── MATERIAL TO PROCESS

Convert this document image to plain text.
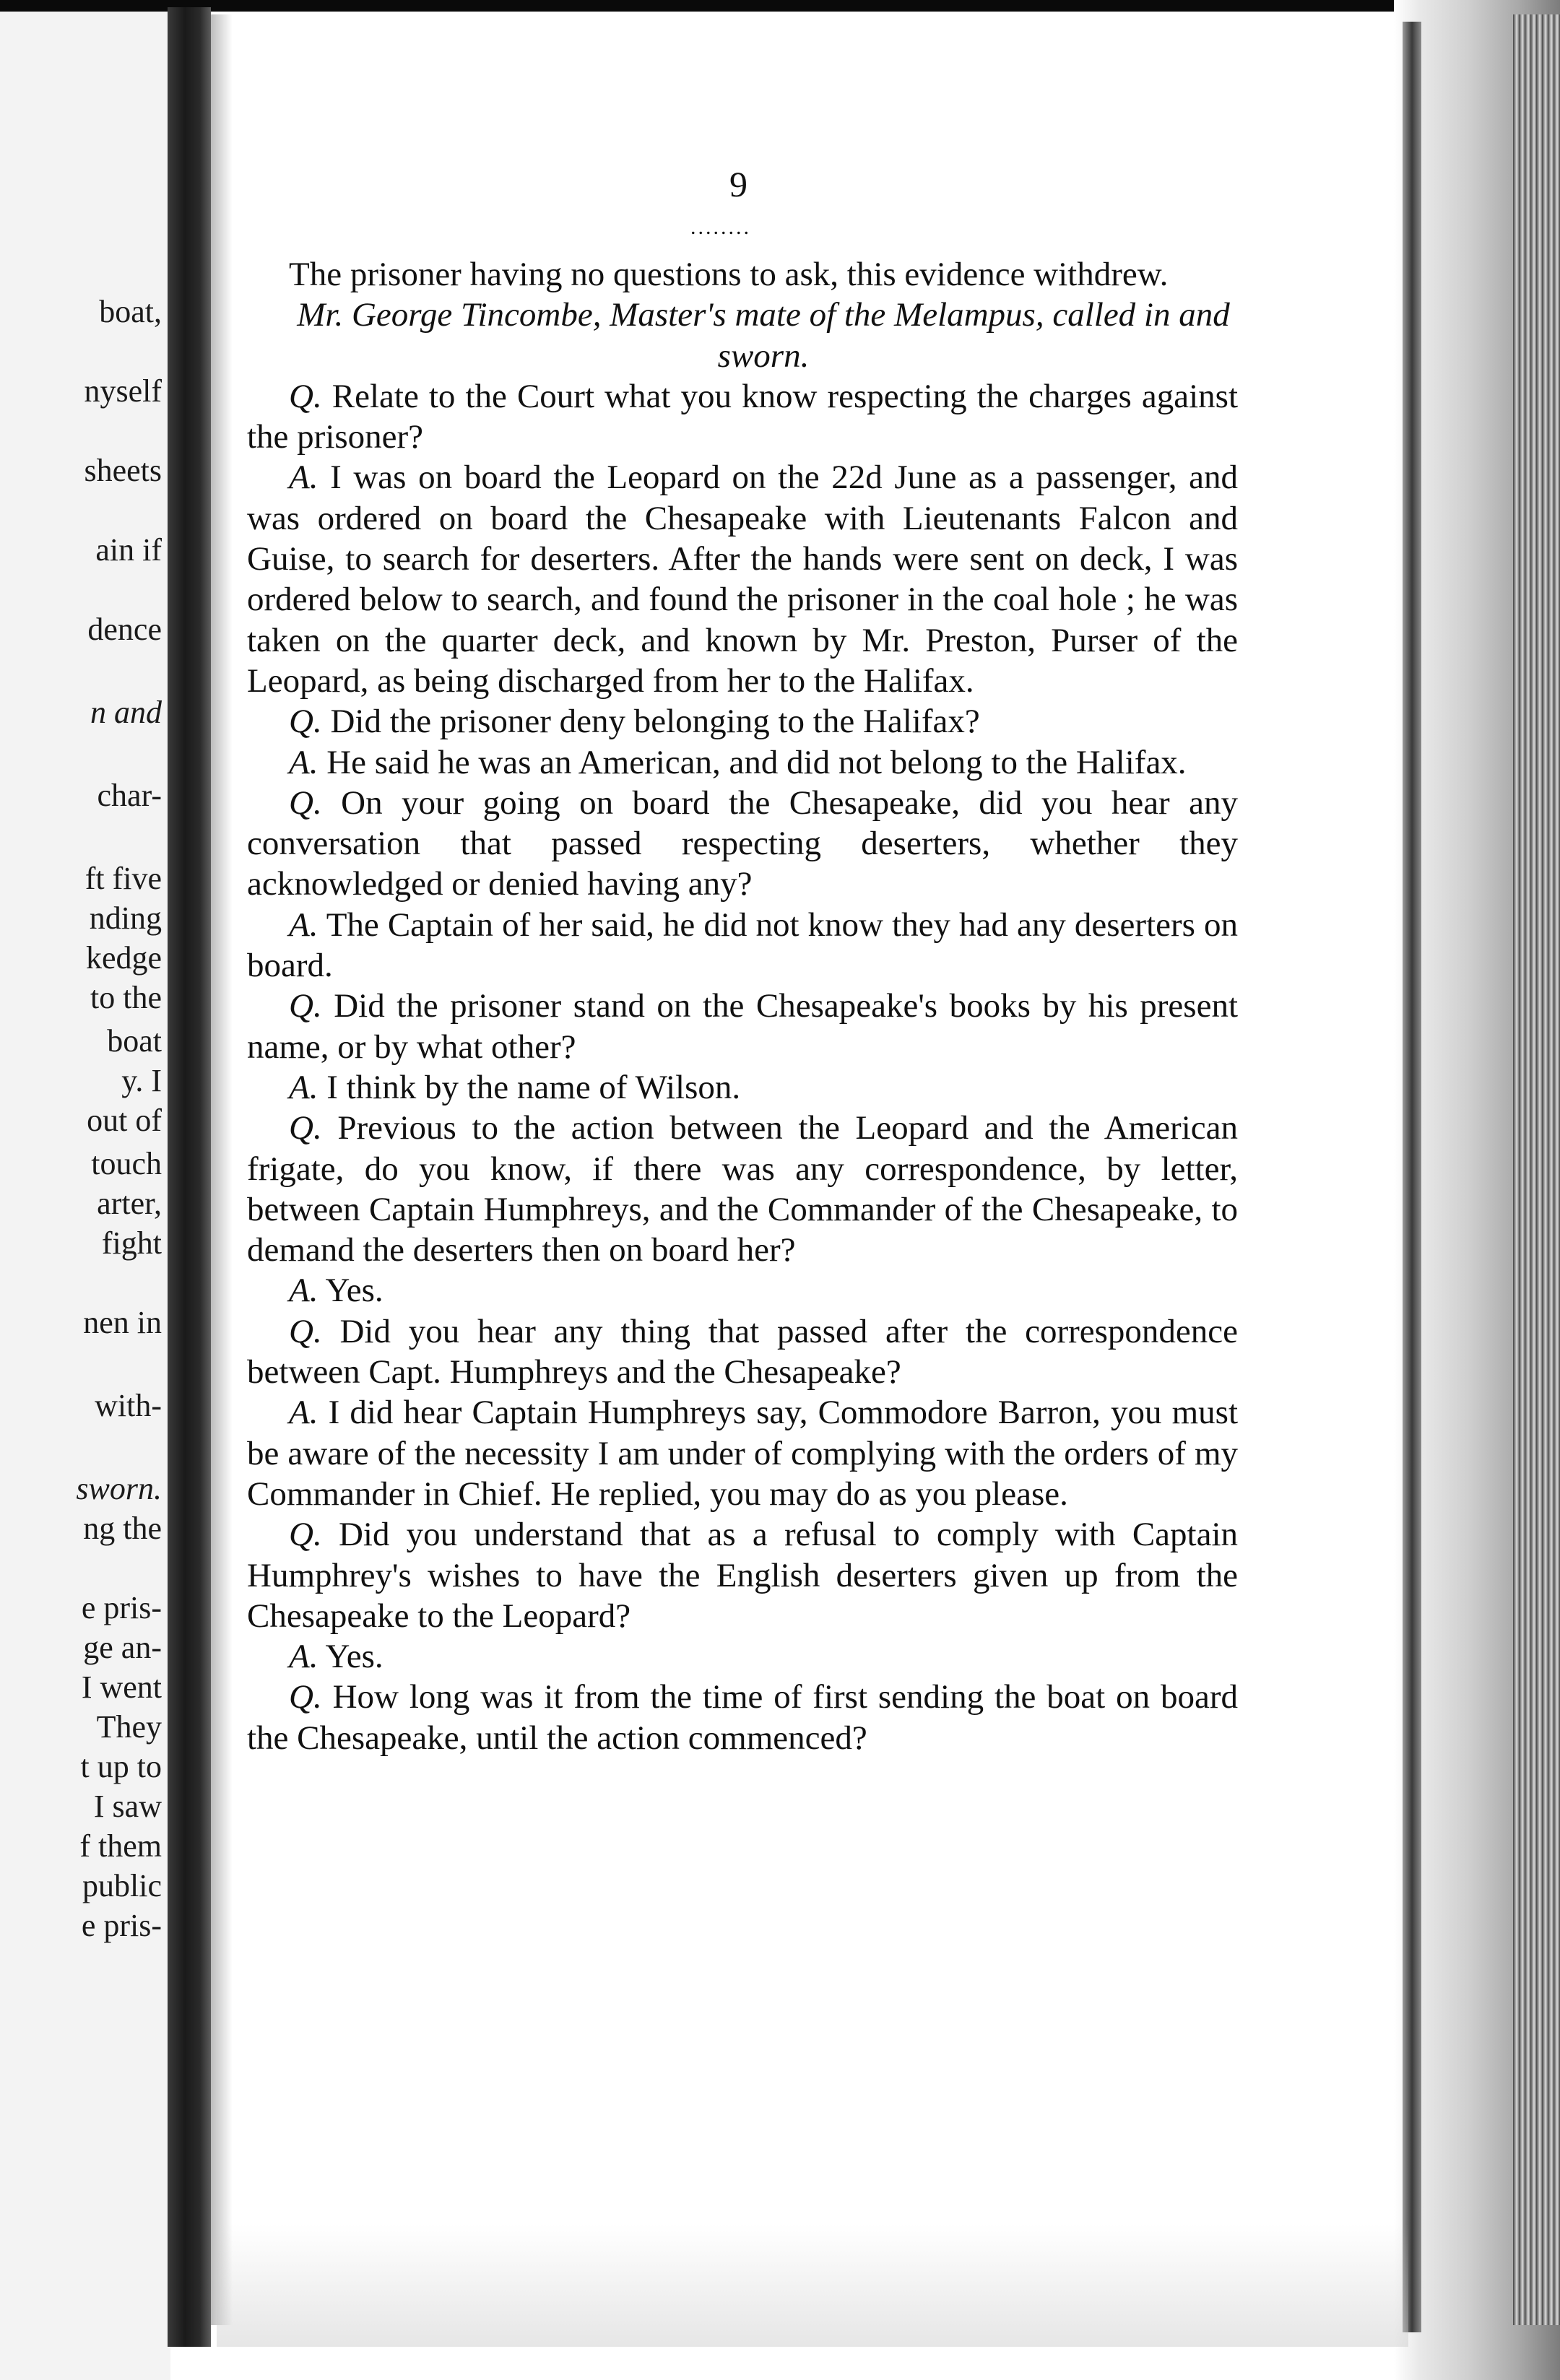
boat,
nyself
sheets
ain if
dence
n and
char-
ft five
nding
kedge
to the
boat
y. I
out of
touch
arter,
fight
nen in
with-
sworn.
ng the
e pris-
ge an-
I went
They
t up to
I saw
f them
public
e pris-
9
........

The prisoner having no questions to ask, this evidence withdrew.

Mr. George Tincombe, Master's mate of the Melampus, called in and sworn.

Q. Relate to the Court what you know respecting the charges against the prisoner?

A. I was on board the Leopard on the 22d June as a passenger, and was ordered on board the Chesapeake with Lieutenants Falcon and Guise, to search for deserters. After the hands were sent on deck, I was ordered below to search, and found the prisoner in the coal hole ; he was taken on the quarter deck, and known by Mr. Preston, Purser of the Leopard, as being discharged from her to the Halifax.

Q. Did the prisoner deny belonging to the Halifax?

A. He said he was an American, and did not belong to the Halifax.

Q. On your going on board the Chesapeake, did you hear any conversation that passed respecting deserters, whether they acknowledged or denied having any?

A. The Captain of her said, he did not know they had any deserters on board.

Q. Did the prisoner stand on the Chesapeake's books by his present name, or by what other?

A. I think by the name of Wilson.

Q. Previous to the action between the Leopard and the American frigate, do you know, if there was any correspondence, by letter, between Captain Humphreys, and the Commander of the Chesapeake, to demand the deserters then on board her?

A. Yes.

Q. Did you hear any thing that passed after the correspondence between Capt. Humphreys and the Chesapeake?

A. I did hear Captain Humphreys say, Commodore Barron, you must be aware of the necessity I am under of complying with the orders of my Commander in Chief. He replied, you may do as you please.

Q. Did you understand that as a refusal to comply with Captain Humphrey's wishes to have the English deserters given up from the Chesapeake to the Leopard?

A. Yes.

Q. How long was it from the time of first sending the boat on board the Chesapeake, until the action commenced?
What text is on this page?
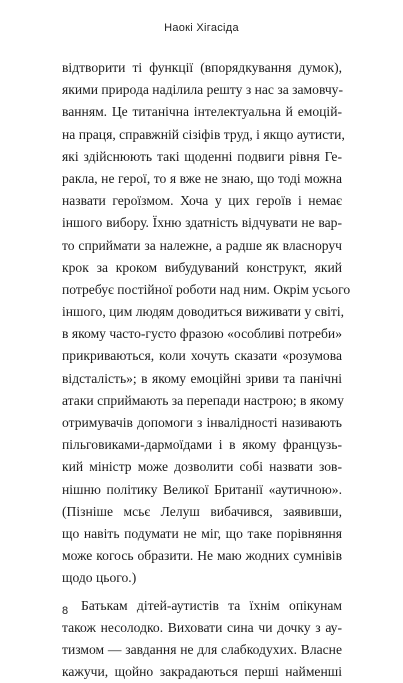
Наокі Хігасіда
відтворити ті функції (впорядкування думок),
якими природа наділила решту з нас за замовчу-
ванням. Це титанічна інтелектуальна й емоцій-
на праця, справжній сізіфів труд, і якщо аутисти,
які здійснюють такі щоденні подвиги рівня Ге-
ракла, не герої, то я вже не знаю, що тоді можна
назвати героїзмом. Хоча у цих героїв і немає
іншого вибору. Їхню здатність відчувати не вар-
то сприймати за належне, а радше як власноруч
крок за кроком вибудуваний конструкт, який
потребує постійної роботи над ним. Окрім усього
іншого, цим людям доводиться виживати у світі,
в якому часто-густо фразою «особливі потреби»
прикриваються, коли хочуть сказати «розумова
відсталість»; в якому емоційні зриви та панічні
атаки сприймають за перепади настрою; в якому
отримувачів допомоги з інвалідності називають
пільговиками-дармоїдами і в якому французь-
кий міністр може дозволити собі назвати зов-
нішню політику Великої Британії «аутичною».
(Пізніше мсьє Лелуш вибачився, заявивши,
що навіть подумати не міг, що таке порівняння
може когось образити. Не маю жодних сумнівів
щодо цього.)
Батькам дітей-аутистів та їхнім опікунам
також несолодко. Виховати сина чи дочку з ау-
тизмом — завдання не для слабкодухих. Власне
кажучи, щойно закрадаються перші найменші
8
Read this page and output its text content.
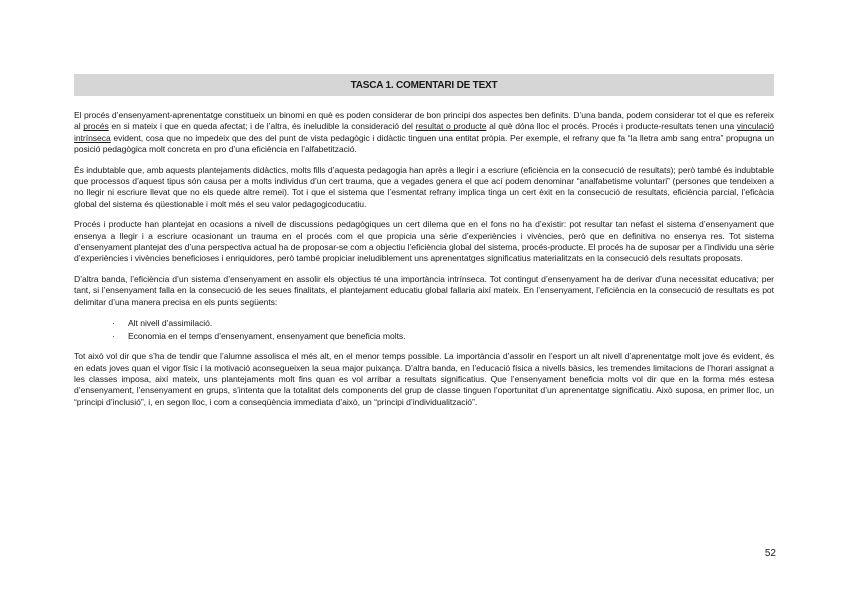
TASCA 1. COMENTARI DE TEXT

El procés d’ensenyament-aprenentatge constitueix un binomi en què es poden considerar de bon principi dos aspectes ben definits. D’una banda, podem considerar tot el que es refereix al procés en si mateix i que en queda afectat; i de l’altra, és ineludible la consideració del resultat o producte al què dóna lloc el procés. Procés i producte-resultats tenen una vinculació intrínseca evident, cosa que no impedeix que des del punt de vista pedagògic i didàctic tinguen una entitat pròpia. Per exemple, el refrany que fa “la lletra amb sang entra” propugna un posició pedagògica molt concreta en pro d’una eficiència en l’alfabetització.

És indubtable que, amb aquests plantejaments didàctics, molts fills d’aquesta pedagogia han après a llegir i a escriure (eficiència en la consecució de resultats); però també és indubtable que processos d’aquest tipus són causa per a molts individus d’un cert trauma, que a vegades genera el que ací podem denominar “analfabetisme voluntari” (persones que tendeixen a no llegir ni escriure llevat que no els quede altre remei). Tot i que el sistema que l’esmentat refrany implica tinga un cert èxit en la consecució de resultats, eficiència parcial, l’eficàcia global del sistema és qüestionable i molt més el seu valor pedagogicoducatiu.

Procés i producte han plantejat en ocasions a nivell de discussions pedagògiques un cert dilema que en el fons no ha d’existir: pot resultar tan nefast el sistema d’ensenyament que ensenya a llegir i a escriure ocasionant un trauma en el procés com el que propicia una sèrie d’experiències i vivències, però que en definitiva no ensenya res. Tot sistema d’ensenyament plantejat des d’una perspectiva actual ha de proposar-se com a objectiu l’eficiència global del sistema, procés-producte. El procés ha de suposar per a l’individu una sèrie d’experiències i vivències beneficioses i enriquidores, però també propiciar ineludiblement uns aprenentatges significatius materialitzats en la consecució dels resultats proposats.

D’altra banda, l’eficiència d’un sistema d’ensenyament en assolir els objectius té una importància intrínseca. Tot contingut d’ensenyament ha de derivar d’una necessitat educativa; per tant, si l’ensenyament falla en la consecució de les seues finalitats, el plantejament educatiu global fallaria així mateix. En l’ensenyament, l’eficiència en la consecució de resultats es pot delimitar d’una manera precisa en els punts següents:

· Alt nivell d’assimilació.
· Economia en el temps d’ensenyament, ensenyament que beneficia molts.

Tot això vol dir que s’ha de tendir que l’alumne assolisca el més alt, en el menor temps possible. La importància d’assolir en l’esport un alt nivell d’aprenentatge molt jove és evident, és en edats joves quan el vigor físic i la motivació aconsegueixen la seua major puixança. D’altra banda, en l’educació física a nivells bàsics, les tremendes limitacions de l’horari assignat a les classes imposa, així mateix, uns plantejaments molt fins quan es vol arribar a resultats significatius. Que l’ensenyament beneficia molts vol dir que en la forma més estesa d’ensenyament, l’ensenyament en grups, s’intenta que la totalitat dels components del grup de classe tinguen l’oportunitat d’un aprenentatge significatiu. Això suposa, en primer lloc, un “principi d’inclusió”, i, en segon lloc, i com a conseqüència immediata d’això, un “principi d’individualització”.

52
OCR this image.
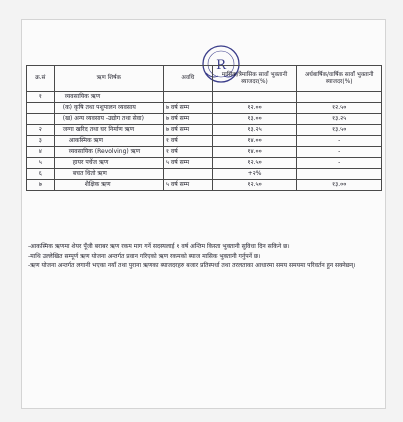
R
क्र.सं	ऋण शिर्षक	अवधि	मासिक/त्रैमासिक सावाँ भुक्तानी ब्याजदर(%)	अर्धबार्षिक/वार्षिक सावाँ भुक्तानी ब्याजदर(%)
१	व्यवसायिक ऋण			
	(क) कृषि तथा पशुपालन व्यवसाय	७ वर्ष सम्म	१२.००	१२.५०
	(ख) अन्य व्यवसाय -उद्योग तथा सेवा)	७ वर्ष सम्म	१३.००	१३.२५
२	जग्गा खरिद तथा घर निर्माण ऋण	७ वर्ष सम्म	१३.२५	१३.५०
३	आकस्मिक ऋण	१ वर्ष	१४.००	-
४	व्यवसायिक (Revolving) ऋण	१ वर्ष	१४.००	-
५	हायर पर्चेज ऋण	५ वर्ष सम्म	१२.५०	-
६	बचत धितो ऋण		+२%	
७	शैक्षिक ऋण	५ वर्ष सम्म	१२.५०	१३.००
-आकस्मिक ऋणमा शेयर पूँजी बराबर ऋण रकम माग गर्ने सदस्यलाई १ वर्ष अन्तिम किस्ता भुक्तानी सुविधा दिन सकिने छ।
-माथि उल्लेखित सम्पूर्ण ऋण योजना अन्तर्गत प्रवान गरिएको ऋण रकमको ब्याज मासिक भुक्तानी गर्नुपर्ने छ।
-ऋण योजना अन्तर्गत लगानी भएका नयाँ तथा पुराना ऋणका ब्याजदरहरु बजार प्रतिस्पर्धा तथा तरलताका आधारमा समय समयमा परिवर्तन हुन सक्नेछन्।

────

CHALLENGE → The entries above should be reproduced exactly, without their pictures.

WRITTEN ANSWER →
Convert this document image to plain text.
boat,
nyself
sheets
ain if
dence
n and
char-
ft five
nding
kedge
to the
boat
y. I
out of
touch
arter,
fight
nen in
with-
sworn.
ng the
e pris-
ge an-
I went
They
t up to
I saw
f them
public
e pris-
9
........

The prisoner having no questions to ask, this evidence withdrew.

Mr. George Tincombe, Master's mate of the Melampus, called in and sworn.

Q. Relate to the Court what you know respecting the charges against the prisoner?

A. I was on board the Leopard on the 22d June as a passenger, and was ordered on board the Chesapeake with Lieutenants Falcon and Guise, to search for deserters. After the hands were sent on deck, I was ordered below to search, and found the prisoner in the coal hole ; he was taken on the quarter deck, and known by Mr. Preston, Purser of the Leopard, as being discharged from her to the Halifax.

Q. Did the prisoner deny belonging to the Halifax?

A. He said he was an American, and did not belong to the Halifax.

Q. On your going on board the Chesapeake, did you hear any conversation that passed respecting deserters, whether they acknowledged or denied having any?

A. The Captain of her said, he did not know they had any deserters on board.

Q. Did the prisoner stand on the Chesapeake's books by his present name, or by what other?

A. I think by the name of Wilson.

Q. Previous to the action between the Leopard and the American frigate, do you know, if there was any correspondence, by letter, between Captain Humphreys, and the Commander of the Chesapeake, to demand the deserters then on board her?

A. Yes.

Q. Did you hear any thing that passed after the correspondence between Capt. Humphreys and the Chesapeake?

A. I did hear Captain Humphreys say, Commodore Barron, you must be aware of the necessity I am under of complying with the orders of my Commander in Chief. He replied, you may do as you please.

Q. Did you understand that as a refusal to comply with Captain Humphrey's wishes to have the English deserters given up from the Chesapeake to the Leopard?

A. Yes.

Q. How long was it from the time of first sending the boat on board the Chesapeake, until the action commenced?
What text is on this page?
Наокі Хігасіда
відтворити ті функції (впорядкування думок),
якими природа наділила решту з нас за замовчу-
ванням. Це титанічна інтелектуальна й емоцій-
на праця, справжній сізіфів труд, і якщо аутисти,
які здійснюють такі щоденні подвиги рівня Ге-
ракла, не герої, то я вже не знаю, що тоді можна
назвати героїзмом. Хоча у цих героїв і немає
іншого вибору. Їхню здатність відчувати не вар-
то сприймати за належне, а радше як власноруч
крок за кроком вибудуваний конструкт, який
потребує постійної роботи над ним. Окрім усього
іншого, цим людям доводиться виживати у світі,
в якому часто-густо фразою «особливі потреби»
прикриваються, коли хочуть сказати «розумова
відсталість»; в якому емоційні зриви та панічні
атаки сприймають за перепади настрою; в якому
отримувачів допомоги з інвалідності називають
пільговиками-дармоїдами і в якому французь-
кий міністр може дозволити собі назвати зов-
нішню політику Великої Британії «аутичною».
(Пізніше мсьє Лелуш вибачився, заявивши,
що навіть подумати не міг, що таке порівняння
може когось образити. Не маю жодних сумнівів
щодо цього.)
Батькам дітей-аутистів та їхнім опікунам
також несолодко. Виховати сина чи дочку з ау-
тизмом — завдання не для слабкодухих. Власне
кажучи, щойно закрадаються перші найменші
8
Read this page and output its text content.
TASCA 1. COMENTARI DE TEXT

El procés d’ensenyament-aprenentatge constitueix un binomi en què es poden considerar de bon principi dos aspectes ben definits. D’una banda, podem considerar tot el que es refereix al procés en si mateix i que en queda afectat; i de l’altra, és ineludible la consideració del resultat o producte al què dóna lloc el procés. Procés i producte-resultats tenen una vinculació intrínseca evident, cosa que no impedeix que des del punt de vista pedagògic i didàctic tinguen una entitat pròpia. Per exemple, el refrany que fa “la lletra amb sang entra” propugna un posició pedagògica molt concreta en pro d’una eficiència en l’alfabetització.

És indubtable que, amb aquests plantejaments didàctics, molts fills d’aquesta pedagogia han après a llegir i a escriure (eficiència en la consecució de resultats); però també és indubtable que processos d’aquest tipus són causa per a molts individus d’un cert trauma, que a vegades genera el que ací podem denominar “analfabetisme voluntari” (persones que tendeixen a no llegir ni escriure llevat que no els quede altre remei). Tot i que el sistema que l’esmentat refrany implica tinga un cert èxit en la consecució de resultats, eficiència parcial, l’eficàcia global del sistema és qüestionable i molt més el seu valor pedagogicoducatiu.

Procés i producte han plantejat en ocasions a nivell de discussions pedagògiques un cert dilema que en el fons no ha d’existir: pot resultar tan nefast el sistema d’ensenyament que ensenya a llegir i a escriure ocasionant un trauma en el procés com el que propicia una sèrie d’experiències i vivències, però que en definitiva no ensenya res. Tot sistema d’ensenyament plantejat des d’una perspectiva actual ha de proposar-se com a objectiu l’eficiència global del sistema, procés-producte. El procés ha de suposar per a l’individu una sèrie d’experiències i vivències beneficioses i enriquidores, però també propiciar ineludiblement uns aprenentatges significatius materialitzats en la consecució dels resultats proposats.

D’altra banda, l’eficiència d’un sistema d’ensenyament en assolir els objectius té una importància intrínseca. Tot contingut d’ensenyament ha de derivar d’una necessitat educativa; per tant, si l’ensenyament falla en la consecució de les seues finalitats, el plantejament educatiu global fallaria així mateix. En l’ensenyament, l’eficiència en la consecució de resultats es pot delimitar d’una manera precisa en els punts següents:

· Alt nivell d’assimilació.
· Economia en el temps d’ensenyament, ensenyament que beneficia molts.

Tot això vol dir que s’ha de tendir que l’alumne assolisca el més alt, en el menor temps possible. La importància d’assolir en l’esport un alt nivell d’aprenentatge molt jove és evident, és en edats joves quan el vigor físic i la motivació aconsegueixen la seua major puixança. D’altra banda, en l’educació física a nivells bàsics, les tremendes limitacions de l’horari assignat a les classes imposa, així mateix, uns plantejaments molt fins quan es vol arribar a resultats significatius. Que l’ensenyament beneficia molts vol dir que en la forma més estesa d’ensenyament, l’ensenyament en grups, s’intenta que la totalitat dels components del grup de classe tinguen l’oportunitat d’un aprenentatge significatiu. Això suposa, en primer lloc, un “principi d’inclusió”, i, en segon lloc, i com a conseqüència immediata d’això, un “principi d’individualització”.

52
OCR this image.
R
क्र.सं	ऋण शिर्षक	अवधि	मासिक/त्रैमासिक सावाँ भुक्तानी ब्याजदर(%)	अर्धबार्षिक/वार्षिक सावाँ भुक्तानी ब्याजदर(%)
१	व्यवसायिक ऋण			
	(क) कृषि तथा पशुपालन व्यवसाय	७ वर्ष सम्म	१२.००	१२.५०
	(ख) अन्य व्यवसाय -उद्योग तथा सेवा)	७ वर्ष सम्म	१३.००	१३.२५
२	जग्गा खरिद तथा घर निर्माण ऋण	७ वर्ष सम्म	१३.२५	१३.५०
३	आकस्मिक ऋण	१ वर्ष	१४.००	-
४	व्यवसायिक (Revolving) ऋण	१ वर्ष	१४.००	-
५	हायर पर्चेज ऋण	५ वर्ष सम्म	१२.५०	-
६	बचत धितो ऋण		+२%	
७	शैक्षिक ऋण	५ वर्ष सम्म	१२.५०	१३.००
-आकस्मिक ऋणमा शेयर पूँजी बराबर ऋण रकम माग गर्ने सदस्यलाई १ वर्ष अन्तिम किस्ता भुक्तानी सुविधा दिन सकिने छ।
-माथि उल्लेखित सम्पूर्ण ऋण योजना अन्तर्गत प्रवान गरिएको ऋण रकमको ब्याज मासिक भुक्तानी गर्नुपर्ने छ।
-ऋण योजना अन्तर्गत लगानी भएका नयाँ तथा पुराना ऋणका ब्याजदरहरु बजार प्रतिस्पर्धा तथा तरलताका आधारमा समय समयमा परिवर्तन हुन सक्नेछन्।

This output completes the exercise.